INSTRUCTIONS FOR THE TASK
Write out every record below exactly as it appears.

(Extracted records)
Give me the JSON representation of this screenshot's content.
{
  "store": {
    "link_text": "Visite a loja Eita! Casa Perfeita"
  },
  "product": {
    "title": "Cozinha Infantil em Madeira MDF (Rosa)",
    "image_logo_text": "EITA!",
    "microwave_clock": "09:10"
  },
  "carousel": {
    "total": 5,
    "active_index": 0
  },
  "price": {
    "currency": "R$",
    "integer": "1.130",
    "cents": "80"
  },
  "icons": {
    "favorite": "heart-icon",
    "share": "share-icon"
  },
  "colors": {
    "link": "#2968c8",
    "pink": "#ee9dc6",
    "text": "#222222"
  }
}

FULL SOLUTION
Give me the JSON representation of this screenshot's content.
{
  "store": {
    "link_text": "Visite a loja Eita! Casa Perfeita"
  },
  "product": {
    "title": "Cozinha Infantil em Madeira MDF (Rosa)",
    "image_logo_text": "EITA!",
    "microwave_clock": "09:10"
  },
  "carousel": {
    "total": 5,
    "active_index": 0
  },
  "price": {
    "currency": "R$",
    "integer": "1.130",
    "cents": "80"
  },
  "icons": {
    "favorite": "heart-icon",
    "share": "share-icon"
  },
  "colors": {
    "link": "#2968c8",
    "pink": "#ee9dc6",
    "text": "#222222"
  }
}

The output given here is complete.